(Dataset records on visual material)
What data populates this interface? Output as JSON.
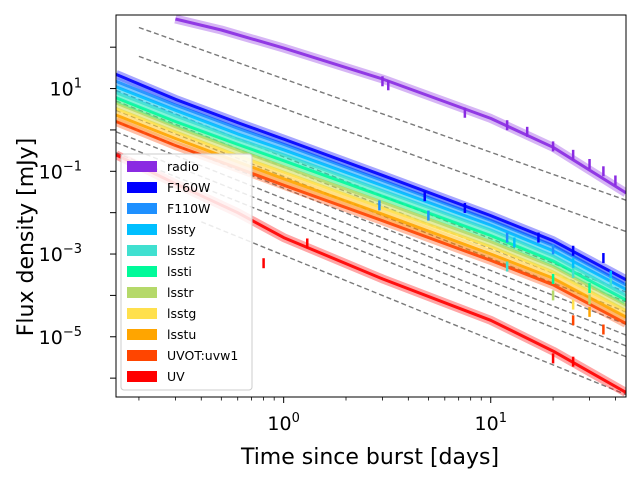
{
  "chart_data": {
    "type": "line",
    "title": "",
    "xlabel": "Time since burst [days]",
    "ylabel": "Flux density [mJy]",
    "xscale": "log",
    "yscale": "log",
    "xlim": [
      0.155,
      45
    ],
    "ylim": [
      3.5e-07,
      600
    ],
    "x_ticks": [
      {
        "value": 1,
        "label": "10",
        "exp": "0"
      },
      {
        "value": 10,
        "label": "10",
        "exp": "1"
      }
    ],
    "y_ticks": [
      {
        "value": 1e-05,
        "label": "10",
        "exp": "−5"
      },
      {
        "value": 0.001,
        "label": "10",
        "exp": "−3"
      },
      {
        "value": 0.1,
        "label": "10",
        "exp": "−1"
      },
      {
        "value": 10,
        "label": "10",
        "exp": "1"
      }
    ],
    "grid": false,
    "legend_position": "lower-left",
    "legend": [
      "radio",
      "F160W",
      "F110W",
      "lssty",
      "lsstz",
      "lssti",
      "lsstr",
      "lsstg",
      "lsstu",
      "UVOT:uvw1",
      "UV"
    ],
    "series": [
      {
        "name": "radio",
        "color": "#8a2be2",
        "model": [
          [
            0.3,
            480
          ],
          [
            0.5,
            260
          ],
          [
            1,
            95
          ],
          [
            3,
            17
          ],
          [
            10,
            1.9
          ],
          [
            20,
            0.38
          ],
          [
            45,
            0.03
          ]
        ],
        "data": [
          [
            3.0,
            15
          ],
          [
            3.2,
            12
          ],
          [
            7.5,
            2.6
          ],
          [
            12,
            1.3
          ],
          [
            15,
            0.9
          ],
          [
            20,
            0.4
          ],
          [
            25,
            0.25
          ],
          [
            30,
            0.15
          ],
          [
            35,
            0.1
          ],
          [
            40,
            0.06
          ]
        ]
      },
      {
        "name": "F160W",
        "color": "#0000ff",
        "model": [
          [
            0.155,
            22
          ],
          [
            0.3,
            5.5
          ],
          [
            0.6,
            1.5
          ],
          [
            1,
            0.6
          ],
          [
            3,
            0.08
          ],
          [
            10,
            0.0085
          ],
          [
            20,
            0.0021
          ],
          [
            45,
            0.00024
          ]
        ],
        "data": [
          [
            4.8,
            0.025
          ],
          [
            7.5,
            0.013
          ],
          [
            17,
            0.0025
          ],
          [
            25,
            0.0012
          ],
          [
            35,
            0.0008
          ]
        ]
      },
      {
        "name": "F110W",
        "color": "#1e90ff",
        "model": [
          [
            0.155,
            15
          ],
          [
            0.3,
            4.0
          ],
          [
            0.6,
            1.1
          ],
          [
            1,
            0.45
          ],
          [
            3,
            0.06
          ],
          [
            10,
            0.0065
          ],
          [
            20,
            0.0016
          ],
          [
            45,
            0.00018
          ]
        ],
        "data": [
          [
            2.9,
            0.015
          ],
          [
            5.0,
            0.0085
          ],
          [
            12,
            0.0025
          ],
          [
            20,
            0.0013
          ]
        ]
      },
      {
        "name": "lssty",
        "color": "#00bfff",
        "model": [
          [
            0.155,
            11
          ],
          [
            0.3,
            3.0
          ],
          [
            0.6,
            0.8
          ],
          [
            1,
            0.33
          ],
          [
            3,
            0.045
          ],
          [
            10,
            0.005
          ],
          [
            20,
            0.0012
          ],
          [
            45,
            0.00014
          ]
        ],
        "data": [
          [
            13,
            0.0019
          ],
          [
            25,
            0.0006
          ],
          [
            38,
            0.0003
          ]
        ]
      },
      {
        "name": "lsstz",
        "color": "#40e0d0",
        "model": [
          [
            0.155,
            8
          ],
          [
            0.3,
            2.2
          ],
          [
            0.6,
            0.6
          ],
          [
            1,
            0.25
          ],
          [
            3,
            0.034
          ],
          [
            10,
            0.0038
          ],
          [
            20,
            0.0009
          ],
          [
            45,
            0.0001
          ]
        ],
        "data": [
          [
            12,
            0.0005
          ],
          [
            25,
            0.00035
          ],
          [
            38,
            0.0002
          ]
        ]
      },
      {
        "name": "lssti",
        "color": "#00fa9a",
        "model": [
          [
            0.155,
            6
          ],
          [
            0.3,
            1.6
          ],
          [
            0.6,
            0.45
          ],
          [
            1,
            0.18
          ],
          [
            3,
            0.025
          ],
          [
            10,
            0.0028
          ],
          [
            20,
            0.00068
          ],
          [
            45,
            7.8e-05
          ]
        ],
        "data": [
          [
            20,
            0.00025
          ],
          [
            30,
            0.00015
          ]
        ]
      },
      {
        "name": "lsstr",
        "color": "#b5d96a",
        "model": [
          [
            0.155,
            4.5
          ],
          [
            0.3,
            1.2
          ],
          [
            0.6,
            0.33
          ],
          [
            1,
            0.13
          ],
          [
            3,
            0.018
          ],
          [
            10,
            0.002
          ],
          [
            20,
            0.0005
          ],
          [
            45,
            5.8e-05
          ]
        ],
        "data": [
          [
            20,
            0.0001
          ],
          [
            30,
            8e-05
          ]
        ]
      },
      {
        "name": "lsstg",
        "color": "#ffe04d",
        "model": [
          [
            0.155,
            3.3
          ],
          [
            0.3,
            0.9
          ],
          [
            0.6,
            0.24
          ],
          [
            1,
            0.095
          ],
          [
            3,
            0.013
          ],
          [
            10,
            0.0015
          ],
          [
            20,
            0.00037
          ],
          [
            45,
            4.3e-05
          ]
        ],
        "data": [
          [
            25,
            6e-05
          ]
        ]
      },
      {
        "name": "lsstu",
        "color": "#ffa500",
        "model": [
          [
            0.155,
            2.3
          ],
          [
            0.3,
            0.62
          ],
          [
            0.6,
            0.17
          ],
          [
            1,
            0.066
          ],
          [
            3,
            0.0092
          ],
          [
            10,
            0.001
          ],
          [
            20,
            0.00026
          ],
          [
            45,
            3e-05
          ]
        ],
        "data": [
          [
            30,
            4e-05
          ]
        ]
      },
      {
        "name": "UVOT:uvw1",
        "color": "#ff4500",
        "model": [
          [
            0.155,
            1.6
          ],
          [
            0.3,
            0.42
          ],
          [
            0.6,
            0.12
          ],
          [
            1,
            0.046
          ],
          [
            3,
            0.0064
          ],
          [
            10,
            0.0007
          ],
          [
            20,
            0.00018
          ],
          [
            45,
            2.1e-05
          ]
        ],
        "data": [
          [
            25,
            2.5e-05
          ],
          [
            35,
            1.5e-05
          ]
        ]
      },
      {
        "name": "UV",
        "color": "#ff0000",
        "model": [
          [
            0.155,
            0.25
          ],
          [
            0.3,
            0.05
          ],
          [
            0.6,
            0.01
          ],
          [
            1,
            0.0025
          ],
          [
            3,
            0.00025
          ],
          [
            10,
            2.5e-05
          ],
          [
            20,
            4.5e-06
          ],
          [
            45,
            4.5e-07
          ]
        ],
        "data": [
          [
            0.8,
            0.0006
          ],
          [
            1.3,
            0.0018
          ],
          [
            20,
            3e-06
          ],
          [
            25,
            2.5e-06
          ]
        ]
      }
    ],
    "reference_lines": [
      {
        "points": [
          [
            0.2,
            300
          ],
          [
            45,
            0.02
          ]
        ]
      },
      {
        "points": [
          [
            0.2,
            60
          ],
          [
            45,
            0.0035
          ]
        ]
      },
      {
        "points": [
          [
            0.155,
            9
          ],
          [
            45,
            0.00012
          ]
        ]
      },
      {
        "points": [
          [
            0.155,
            5
          ],
          [
            45,
            7e-05
          ]
        ]
      },
      {
        "points": [
          [
            0.155,
            3
          ],
          [
            45,
            4e-05
          ]
        ]
      },
      {
        "points": [
          [
            0.155,
            1.6
          ],
          [
            45,
            2e-05
          ]
        ]
      },
      {
        "points": [
          [
            0.155,
            0.9
          ],
          [
            45,
            1.1e-05
          ]
        ]
      },
      {
        "points": [
          [
            0.155,
            0.5
          ],
          [
            45,
            6e-06
          ]
        ]
      },
      {
        "points": [
          [
            0.155,
            0.28
          ],
          [
            45,
            3.3e-06
          ]
        ]
      },
      {
        "points": [
          [
            0.4,
            0.006
          ],
          [
            45,
            4e-07
          ]
        ]
      }
    ]
  }
}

=== Goal ===
Select every line of the material above holding the word "color" and copy it.

=== Exercise output ===
        "color": "#8a2be2",
        "color": "#0000ff",
        "color": "#1e90ff",
        "color": "#00bfff",
        "color": "#40e0d0",
        "color": "#00fa9a",
        "color": "#b5d96a",
        "color": "#ffe04d",
        "color": "#ffa500",
        "color": "#ff4500",
        "color": "#ff0000",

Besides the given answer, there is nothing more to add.